◆ What you will do ◆
Give back a single number, the count of lines containing the word "title".
- - -
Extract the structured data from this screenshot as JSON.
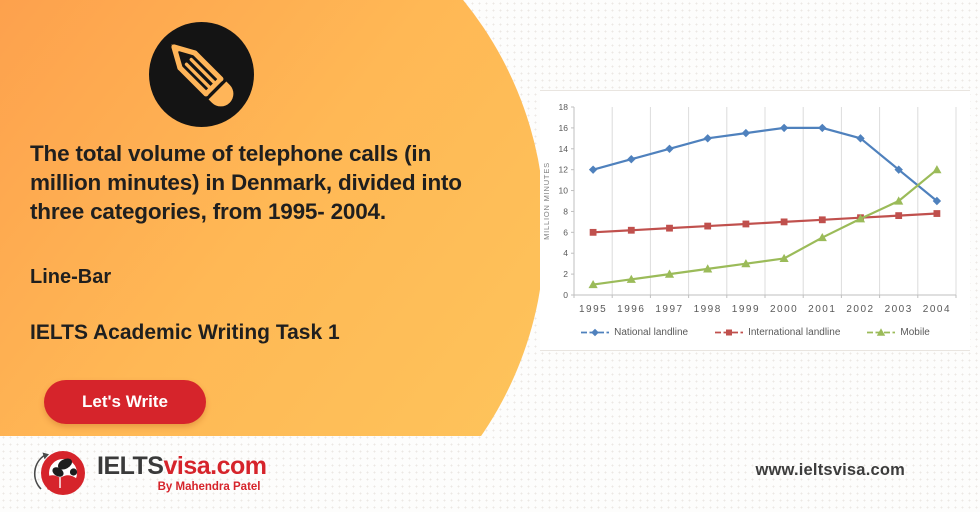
{
  "left_panel": {
    "title": "The total volume of telephone calls (in million minutes) in Denmark, divided into three categories, from 1995- 2004.",
    "chart_type_label": "Line-Bar",
    "heading": "IELTS Academic Writing Task 1",
    "cta_label": "Let's Write",
    "icon": "pencil-icon"
  },
  "branding": {
    "wordmark_primary": "IELTS",
    "wordmark_secondary": "visa.com",
    "tagline": "By Mahendra Patel",
    "website": "www.ieltsvisa.com"
  },
  "colors": {
    "accent_red": "#d6242b",
    "orange_gradient": [
      "#fda14d",
      "#ffb855",
      "#fdc45b"
    ],
    "series_blue": "#4F81BD",
    "series_red": "#C0504D",
    "series_green": "#9BBB59"
  },
  "chart_data": {
    "type": "line",
    "categories": [
      "1995",
      "1996",
      "1997",
      "1998",
      "1999",
      "2000",
      "2001",
      "2002",
      "2003",
      "2004"
    ],
    "series": [
      {
        "name": "National landline",
        "marker": "diamond",
        "color": "#4F81BD",
        "values": [
          12,
          13,
          14,
          15,
          15.5,
          16,
          16,
          15,
          12,
          9
        ]
      },
      {
        "name": "International landline",
        "marker": "square",
        "color": "#C0504D",
        "values": [
          6,
          6.2,
          6.4,
          6.6,
          6.8,
          7,
          7.2,
          7.4,
          7.6,
          7.8
        ]
      },
      {
        "name": "Mobile",
        "marker": "triangle",
        "color": "#9BBB59",
        "values": [
          1,
          1.5,
          2,
          2.5,
          3,
          3.5,
          5.5,
          7.3,
          9,
          12
        ]
      }
    ],
    "title": "",
    "xlabel": "",
    "ylabel": "MILLION MINUTES",
    "ylim": [
      0,
      18
    ],
    "ytick_step": 2,
    "grid": "vertical-only",
    "legend_position": "bottom"
  }
}
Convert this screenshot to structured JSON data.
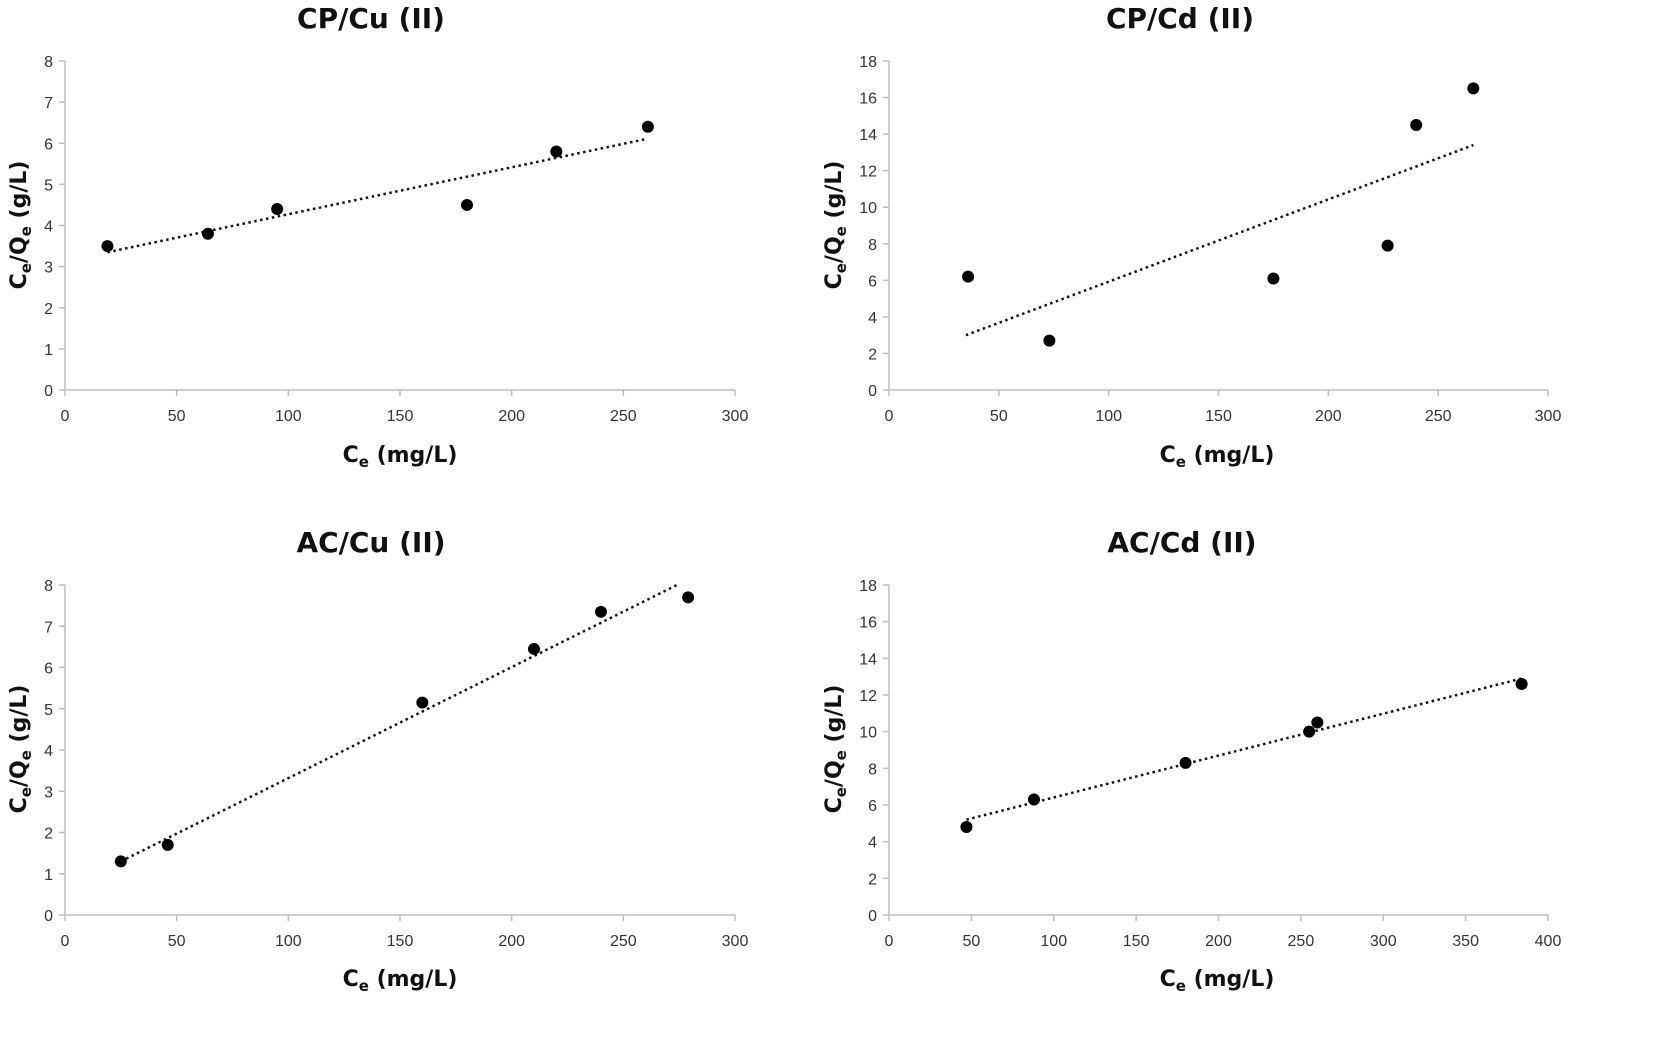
{
  "chart_data": [
    {
      "type": "scatter",
      "title": "CP/Cu (II)",
      "xlabel": "Ce (mg/L)",
      "ylabel": "Ce/Qe (g/L)",
      "xlim": [
        0,
        300
      ],
      "xticks": [
        0,
        50,
        100,
        150,
        200,
        250,
        300
      ],
      "ylim": [
        0,
        8
      ],
      "yticks": [
        0,
        1,
        2,
        3,
        4,
        5,
        6,
        7,
        8
      ],
      "x": [
        19,
        64,
        95,
        180,
        220,
        261
      ],
      "y": [
        3.5,
        3.8,
        4.4,
        4.5,
        5.8,
        6.4
      ],
      "trendline": {
        "style": "dotted",
        "x": [
          19,
          260
        ],
        "y": [
          3.35,
          6.1
        ]
      }
    },
    {
      "type": "scatter",
      "title": "CP/Cd (II)",
      "xlabel": "Ce (mg/L)",
      "ylabel": "Ce/Qe (g/L)",
      "xlim": [
        0,
        300
      ],
      "xticks": [
        0,
        50,
        100,
        150,
        200,
        250,
        300
      ],
      "ylim": [
        0,
        18
      ],
      "yticks": [
        0,
        2,
        4,
        6,
        8,
        10,
        12,
        14,
        16,
        18
      ],
      "x": [
        36,
        73,
        175,
        227,
        240,
        266
      ],
      "y": [
        6.2,
        2.7,
        6.1,
        7.9,
        14.5,
        16.5
      ],
      "trendline": {
        "style": "dotted",
        "x": [
          35,
          266
        ],
        "y": [
          3.0,
          13.4
        ]
      }
    },
    {
      "type": "scatter",
      "title": "AC/Cu (II)",
      "xlabel": "Ce (mg/L)",
      "ylabel": "Ce/Qe (g/L)",
      "xlim": [
        0,
        300
      ],
      "xticks": [
        0,
        50,
        100,
        150,
        200,
        250,
        300
      ],
      "ylim": [
        0,
        8
      ],
      "yticks": [
        0,
        1,
        2,
        3,
        4,
        5,
        6,
        7,
        8
      ],
      "x": [
        25,
        46,
        160,
        210,
        240,
        279
      ],
      "y": [
        1.3,
        1.7,
        5.15,
        6.45,
        7.35,
        7.7
      ],
      "trendline": {
        "style": "dotted",
        "x": [
          25,
          274
        ],
        "y": [
          1.3,
          8.0
        ]
      }
    },
    {
      "type": "scatter",
      "title": "AC/Cd (II)",
      "xlabel": "Ce (mg/L)",
      "ylabel": "Ce/Qe (g/L)",
      "xlim": [
        0,
        400
      ],
      "xticks": [
        0,
        50,
        100,
        150,
        200,
        250,
        300,
        350,
        400
      ],
      "ylim": [
        0,
        18
      ],
      "yticks": [
        0,
        2,
        4,
        6,
        8,
        10,
        12,
        14,
        16,
        18
      ],
      "x": [
        47,
        88,
        180,
        255,
        260,
        384
      ],
      "y": [
        4.8,
        6.3,
        8.3,
        10.0,
        10.5,
        12.6
      ],
      "trendline": {
        "style": "dotted",
        "x": [
          47,
          384
        ],
        "y": [
          5.2,
          12.9
        ]
      }
    }
  ]
}
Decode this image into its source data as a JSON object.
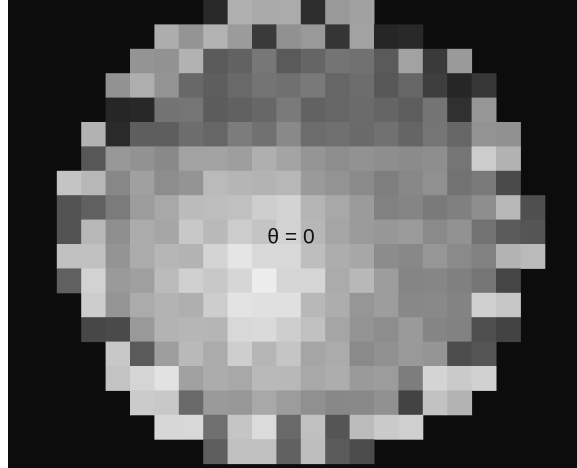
{
  "label": "θ = 0"
}
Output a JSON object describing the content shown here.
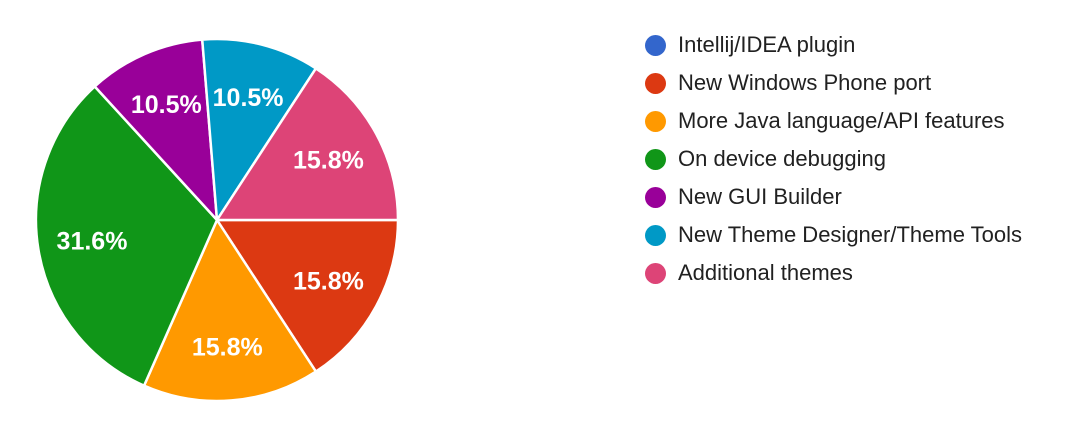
{
  "page": {
    "background_color": "#ffffff"
  },
  "chart_data": {
    "type": "pie",
    "title": "",
    "legend_position": "right",
    "start_angle_deg": 90,
    "slice_border_color": "#ffffff",
    "slice_label_color": "#ffffff",
    "legend_text_color": "#212121",
    "slices": [
      {
        "key": "intellij-idea-plugin",
        "label": "Intellij/IDEA plugin",
        "value_pct": 0,
        "label_text": "",
        "color": "#3366CC"
      },
      {
        "key": "new-windows-phone-port",
        "label": "New Windows Phone port",
        "value_pct": 15.8,
        "label_text": "15.8%",
        "color": "#DC3912"
      },
      {
        "key": "more-java-language-api-features",
        "label": "More Java language/API features",
        "value_pct": 15.8,
        "label_text": "15.8%",
        "color": "#FF9900"
      },
      {
        "key": "on-device-debugging",
        "label": "On device debugging",
        "value_pct": 31.6,
        "label_text": "31.6%",
        "color": "#109618"
      },
      {
        "key": "new-gui-builder",
        "label": "New GUI Builder",
        "value_pct": 10.5,
        "label_text": "10.5%",
        "color": "#990099"
      },
      {
        "key": "new-theme-designer-theme-tools",
        "label": "New Theme Designer/Theme Tools",
        "value_pct": 10.5,
        "label_text": "10.5%",
        "color": "#0099C6"
      },
      {
        "key": "additional-themes",
        "label": "Additional themes",
        "value_pct": 15.8,
        "label_text": "15.8%",
        "color": "#DD4477"
      }
    ]
  }
}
- - -
◆ Result of this task ◆
7